STATED EXERCISE —
Restate the listing that follows word for word, without its pictures.

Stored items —
────────────────
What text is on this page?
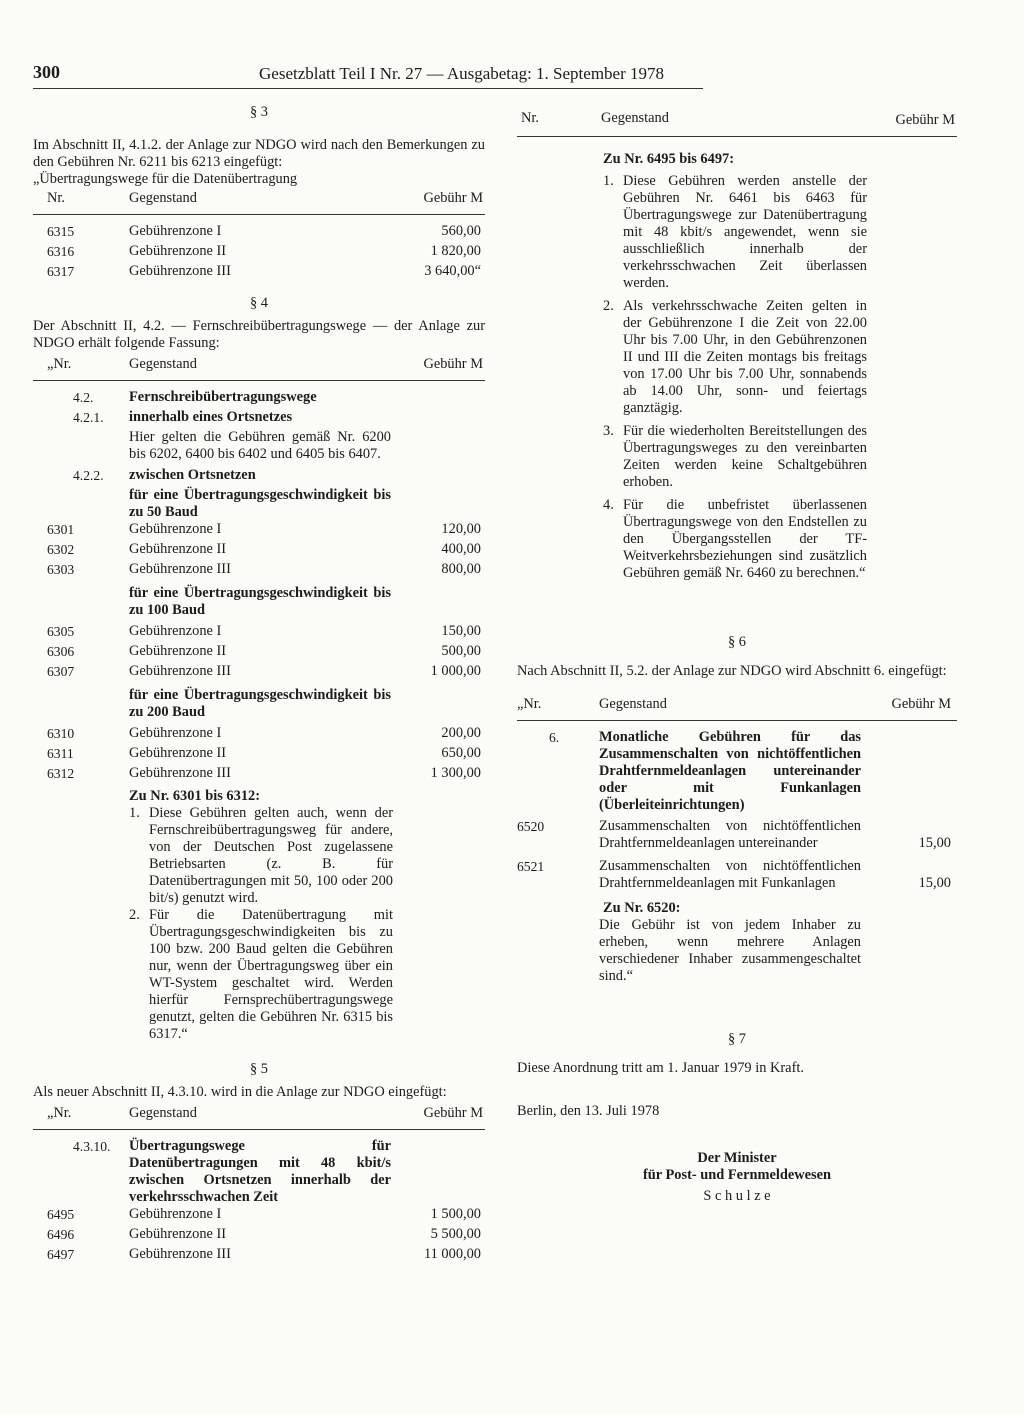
300	Gesetzblatt Teil I Nr. 27 — Ausgabetag: 1. September 1978

§ 3

Im Abschnitt II, 4.1.2. der Anlage zur NDGO wird nach den Bemerkungen zu den Gebühren Nr. 6211 bis 6213 eingefügt:

„Übertragungswege für die Datenübertragung

Nr.	Gegenstand	Gebühr M
6315	Gebührenzone I	560,00
6316	Gebührenzone II	1 820,00
6317	Gebührenzone III	3 640,00“

§ 4

Der Abschnitt II, 4.2. — Fernschreibübertragungswege — der Anlage zur NDGO erhält folgende Fassung:

„Nr.	Gegenstand	Gebühr M
4.2. Fernschreibübertragungswege
4.2.1. innerhalb eines Ortsnetzes
Hier gelten die Gebühren gemäß Nr. 6200 bis 6202, 6400 bis 6402 und 6405 bis 6407.
4.2.2. zwischen Ortsnetzen
für eine Übertragungsgeschwindigkeit bis zu 50 Baud
6301	Gebührenzone I	120,00
6302	Gebührenzone II	400,00
6303	Gebührenzone III	800,00
für eine Übertragungsgeschwindigkeit bis zu 100 Baud
6305	Gebührenzone I	150,00
6306	Gebührenzone II	500,00
6307	Gebührenzone III	1 000,00
für eine Übertragungsgeschwindigkeit bis zu 200 Baud
6310	Gebührenzone I	200,00
6311	Gebührenzone II	650,00
6312	Gebührenzone III	1 300,00
Zu Nr. 6301 bis 6312:
1. Diese Gebühren gelten auch, wenn der Fernschreibübertragungsweg für andere, von der Deutschen Post zugelassene Betriebsarten (z. B. für Datenübertragungen mit 50, 100 oder 200 bit/s) genutzt wird.
2. Für die Datenübertragung mit Übertragungsgeschwindigkeiten bis zu 100 bzw. 200 Baud gelten die Gebühren nur, wenn der Übertragungsweg über ein WT-System geschaltet wird. Werden hierfür Fernsprechübertragungswege genutzt, gelten die Gebühren Nr. 6315 bis 6317.“

§ 5

Als neuer Abschnitt II, 4.3.10. wird in die Anlage zur NDGO eingefügt:

„Nr.	Gegenstand	Gebühr M
4.3.10. Übertragungswege für Datenübertragungen mit 48 kbit/s zwischen Ortsnetzen innerhalb der verkehrsschwachen Zeit
6495	Gebührenzone I	1 500,00
6496	Gebührenzone II	5 500,00
6497	Gebührenzone III	11 000,00
Nr.	Gegenstand	Gebühr M
Zu Nr. 6495 bis 6497:
1. Diese Gebühren werden anstelle der Gebühren Nr. 6461 bis 6463 für Übertragungswege zur Datenübertragung mit 48 kbit/s angewendet, wenn sie ausschließlich innerhalb der verkehrsschwachen Zeit überlassen werden.
2. Als verkehrsschwache Zeiten gelten in der Gebührenzone I die Zeit von 22.00 Uhr bis 7.00 Uhr, in den Gebührenzonen II und III die Zeiten montags bis freitags von 17.00 Uhr bis 7.00 Uhr, sonnabends ab 14.00 Uhr, sonn- und feiertags ganztägig.
3. Für die wiederholten Bereitstellungen des Übertragungsweges zu den vereinbarten Zeiten werden keine Schaltgebühren erhoben.
4. Für die unbefristet überlassenen Übertragungswege von den Endstellen zu den Übergangsstellen der TF-Weitverkehrsbeziehungen sind zusätzlich Gebühren gemäß Nr. 6460 zu berechnen.“

§ 6

Nach Abschnitt II, 5.2. der Anlage zur NDGO wird Abschnitt 6. eingefügt:

„Nr.	Gegenstand	Gebühr M
6.	Monatliche Gebühren für das Zusammenschalten von nichtöffentlichen Drahtfernmeldeanlagen untereinander oder mit Funkanlagen (Überleiteinrichtungen)
6520	Zusammenschalten von nichtöffentlichen Drahtfernmeldeanlagen untereinander	15,00
6521	Zusammenschalten von nichtöffentlichen Drahtfernmeldeanlagen mit Funkanlagen	15,00
Zu Nr. 6520:
Die Gebühr ist von jedem Inhaber zu erheben, wenn mehrere Anlagen verschiedener Inhaber zusammengeschaltet sind.“

§ 7

Diese Anordnung tritt am 1. Januar 1979 in Kraft.

Berlin, den 13. Juli 1978

Der Minister
für Post- und Fernmeldewesen
S c h u l z e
────────────────
TASK RESULT —
What text is on this page?
300	Gesetzblatt Teil I Nr. 27 — Ausgabetag: 1. September 1978

§ 3

Im Abschnitt II, 4.1.2. der Anlage zur NDGO wird nach den Bemerkungen zu den Gebühren Nr. 6211 bis 6213 eingefügt:

„Übertragungswege für die Datenübertragung

Nr.	Gegenstand	Gebühr M
6315	Gebührenzone I	560,00
6316	Gebührenzone II	1 820,00
6317	Gebührenzone III	3 640,00“

§ 4

Der Abschnitt II, 4.2. — Fernschreibübertragungswege — der Anlage zur NDGO erhält folgende Fassung:

„Nr.	Gegenstand	Gebühr M
4.2. Fernschreibübertragungswege
4.2.1. innerhalb eines Ortsnetzes
Hier gelten die Gebühren gemäß Nr. 6200 bis 6202, 6400 bis 6402 und 6405 bis 6407.
4.2.2. zwischen Ortsnetzen
für eine Übertragungsgeschwindigkeit bis zu 50 Baud
6301	Gebührenzone I	120,00
6302	Gebührenzone II	400,00
6303	Gebührenzone III	800,00
für eine Übertragungsgeschwindigkeit bis zu 100 Baud
6305	Gebührenzone I	150,00
6306	Gebührenzone II	500,00
6307	Gebührenzone III	1 000,00
für eine Übertragungsgeschwindigkeit bis zu 200 Baud
6310	Gebührenzone I	200,00
6311	Gebührenzone II	650,00
6312	Gebührenzone III	1 300,00
Zu Nr. 6301 bis 6312:
1. Diese Gebühren gelten auch, wenn der Fernschreibübertragungsweg für andere, von der Deutschen Post zugelassene Betriebsarten (z. B. für Datenübertragungen mit 50, 100 oder 200 bit/s) genutzt wird.
2. Für die Datenübertragung mit Übertragungsgeschwindigkeiten bis zu 100 bzw. 200 Baud gelten die Gebühren nur, wenn der Übertragungsweg über ein WT-System geschaltet wird. Werden hierfür Fernsprechübertragungswege genutzt, gelten die Gebühren Nr. 6315 bis 6317.“

§ 5

Als neuer Abschnitt II, 4.3.10. wird in die Anlage zur NDGO eingefügt:

„Nr.	Gegenstand	Gebühr M
4.3.10. Übertragungswege für Datenübertragungen mit 48 kbit/s zwischen Ortsnetzen innerhalb der verkehrsschwachen Zeit
6495	Gebührenzone I	1 500,00
6496	Gebührenzone II	5 500,00
6497	Gebührenzone III	11 000,00
Nr.	Gegenstand	Gebühr M
Zu Nr. 6495 bis 6497:
1. Diese Gebühren werden anstelle der Gebühren Nr. 6461 bis 6463 für Übertragungswege zur Datenübertragung mit 48 kbit/s angewendet, wenn sie ausschließlich innerhalb der verkehrsschwachen Zeit überlassen werden.
2. Als verkehrsschwache Zeiten gelten in der Gebührenzone I die Zeit von 22.00 Uhr bis 7.00 Uhr, in den Gebührenzonen II und III die Zeiten montags bis freitags von 17.00 Uhr bis 7.00 Uhr, sonnabends ab 14.00 Uhr, sonn- und feiertags ganztägig.
3. Für die wiederholten Bereitstellungen des Übertragungsweges zu den vereinbarten Zeiten werden keine Schaltgebühren erhoben.
4. Für die unbefristet überlassenen Übertragungswege von den Endstellen zu den Übergangsstellen der TF-Weitverkehrsbeziehungen sind zusätzlich Gebühren gemäß Nr. 6460 zu berechnen.“

§ 6

Nach Abschnitt II, 5.2. der Anlage zur NDGO wird Abschnitt 6. eingefügt:

„Nr.	Gegenstand	Gebühr M
6.	Monatliche Gebühren für das Zusammenschalten von nichtöffentlichen Drahtfernmeldeanlagen untereinander oder mit Funkanlagen (Überleiteinrichtungen)
6520	Zusammenschalten von nichtöffentlichen Drahtfernmeldeanlagen untereinander	15,00
6521	Zusammenschalten von nichtöffentlichen Drahtfernmeldeanlagen mit Funkanlagen	15,00
Zu Nr. 6520:
Die Gebühr ist von jedem Inhaber zu erheben, wenn mehrere Anlagen verschiedener Inhaber zusammengeschaltet sind.“

§ 7

Diese Anordnung tritt am 1. Januar 1979 in Kraft.

Berlin, den 13. Juli 1978

Der Minister
für Post- und Fernmeldewesen
S c h u l z e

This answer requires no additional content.